What is being asked:
Find the lines that contain the word "ndeputados" and copy each one.

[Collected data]
■ ■ ■

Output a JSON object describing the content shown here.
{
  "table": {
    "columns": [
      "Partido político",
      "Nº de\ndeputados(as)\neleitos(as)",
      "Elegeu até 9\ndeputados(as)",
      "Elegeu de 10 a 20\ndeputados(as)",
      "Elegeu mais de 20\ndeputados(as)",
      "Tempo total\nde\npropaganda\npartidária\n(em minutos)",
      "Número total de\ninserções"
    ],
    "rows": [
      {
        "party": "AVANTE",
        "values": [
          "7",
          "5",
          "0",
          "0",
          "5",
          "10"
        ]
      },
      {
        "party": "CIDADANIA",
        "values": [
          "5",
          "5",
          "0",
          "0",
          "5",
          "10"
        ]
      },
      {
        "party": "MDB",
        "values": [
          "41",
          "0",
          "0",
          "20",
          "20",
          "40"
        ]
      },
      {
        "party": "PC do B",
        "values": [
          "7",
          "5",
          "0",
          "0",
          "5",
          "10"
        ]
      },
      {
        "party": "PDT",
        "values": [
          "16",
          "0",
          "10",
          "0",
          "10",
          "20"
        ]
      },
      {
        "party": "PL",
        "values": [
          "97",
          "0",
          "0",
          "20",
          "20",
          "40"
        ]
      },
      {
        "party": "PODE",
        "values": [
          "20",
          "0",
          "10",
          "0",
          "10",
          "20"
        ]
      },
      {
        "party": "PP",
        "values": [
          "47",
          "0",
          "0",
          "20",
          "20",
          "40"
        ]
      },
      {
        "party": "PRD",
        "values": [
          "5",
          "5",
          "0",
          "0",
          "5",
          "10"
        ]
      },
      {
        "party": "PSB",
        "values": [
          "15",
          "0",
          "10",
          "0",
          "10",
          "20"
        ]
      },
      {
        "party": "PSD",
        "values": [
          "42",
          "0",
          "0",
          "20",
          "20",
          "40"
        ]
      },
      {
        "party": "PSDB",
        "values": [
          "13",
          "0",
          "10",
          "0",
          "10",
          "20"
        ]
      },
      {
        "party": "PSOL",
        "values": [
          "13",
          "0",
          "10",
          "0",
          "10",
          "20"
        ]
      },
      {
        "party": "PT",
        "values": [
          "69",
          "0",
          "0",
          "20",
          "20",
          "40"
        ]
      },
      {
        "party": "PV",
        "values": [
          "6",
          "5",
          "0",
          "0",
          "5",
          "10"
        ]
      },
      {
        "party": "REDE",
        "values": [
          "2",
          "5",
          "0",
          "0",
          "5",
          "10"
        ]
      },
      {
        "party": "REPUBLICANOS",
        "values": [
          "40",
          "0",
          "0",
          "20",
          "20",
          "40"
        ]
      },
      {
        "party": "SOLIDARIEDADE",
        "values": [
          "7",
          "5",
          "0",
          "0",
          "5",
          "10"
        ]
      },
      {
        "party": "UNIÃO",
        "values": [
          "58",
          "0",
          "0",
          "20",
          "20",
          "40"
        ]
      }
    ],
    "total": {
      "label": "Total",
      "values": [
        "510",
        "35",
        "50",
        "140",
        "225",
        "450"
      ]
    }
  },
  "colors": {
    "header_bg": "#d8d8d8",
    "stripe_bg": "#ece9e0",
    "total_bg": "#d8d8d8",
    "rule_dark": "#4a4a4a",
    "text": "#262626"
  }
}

■ ■ ■

Task solution:
      "Nº de\ndeputados(as)\neleitos(as)",
      "Elegeu até 9\ndeputados(as)",
      "Elegeu de 10 a 20\ndeputados(as)",
      "Elegeu mais de 20\ndeputados(as)",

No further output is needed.